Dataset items
· · · · ·

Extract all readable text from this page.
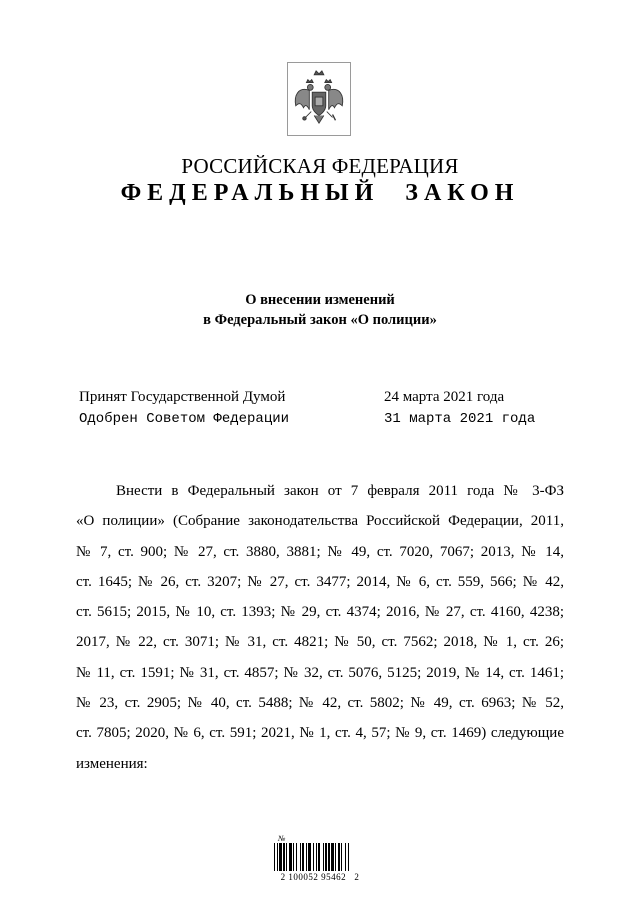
РОССИЙСКАЯ ФЕДЕРАЦИЯ
ФЕДЕРАЛЬНЫЙ ЗАКОН
О внесении изменений
в Федеральный закон «О полиции»
Принят Государственной Думой	24 марта 2021 года
Одобрен Советом Федерации	31 марта 2021 года
Внести в Федеральный закон от 7 февраля 2011 года № 3-ФЗ
«О полиции» (Собрание законодательства Российской Федерации, 2011,
№ 7, ст. 900; № 27, ст. 3880, 3881; № 49, ст. 7020, 7067; 2013, № 14,
ст. 1645; № 26, ст. 3207; № 27, ст. 3477; 2014, № 6, ст. 559, 566; № 42,
ст. 5615; 2015, № 10, ст. 1393; № 29, ст. 4374; 2016, № 27, ст. 4160, 4238;
2017, № 22, ст. 3071; № 31, ст. 4821; № 50, ст. 7562; 2018, № 1, ст. 26;
№ 11, ст. 1591; № 31, ст. 4857; № 32, ст. 5076, 5125; 2019, № 14, ст. 1461;
№ 23, ст. 2905; № 40, ст. 5488; № 42, ст. 5802; № 49, ст. 6963; № 52,
ст. 7805; 2020, № 6, ст. 591; 2021, № 1, ст. 4, 57; № 9, ст. 1469) следующие
изменения:
№
2 100052 95462   2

· · · · ·

→ **What the task requires**: Omit the pictures, then quote the rest of the material above exactly.

→ **Output of the exercise**:
Extract all readable text from this page.
РОССИЙСКАЯ ФЕДЕРАЦИЯ
ФЕДЕРАЛЬНЫЙ ЗАКОН
О внесении изменений
в Федеральный закон «О полиции»
Принят Государственной Думой	24 марта 2021 года
Одобрен Советом Федерации	31 марта 2021 года
Внести в Федеральный закон от 7 февраля 2011 года № 3-ФЗ
«О полиции» (Собрание законодательства Российской Федерации, 2011,
№ 7, ст. 900; № 27, ст. 3880, 3881; № 49, ст. 7020, 7067; 2013, № 14,
ст. 1645; № 26, ст. 3207; № 27, ст. 3477; 2014, № 6, ст. 559, 566; № 42,
ст. 5615; 2015, № 10, ст. 1393; № 29, ст. 4374; 2016, № 27, ст. 4160, 4238;
2017, № 22, ст. 3071; № 31, ст. 4821; № 50, ст. 7562; 2018, № 1, ст. 26;
№ 11, ст. 1591; № 31, ст. 4857; № 32, ст. 5076, 5125; 2019, № 14, ст. 1461;
№ 23, ст. 2905; № 40, ст. 5488; № 42, ст. 5802; № 49, ст. 6963; № 52,
ст. 7805; 2020, № 6, ст. 591; 2021, № 1, ст. 4, 57; № 9, ст. 1469) следующие
изменения:
№
2 100052 95462   2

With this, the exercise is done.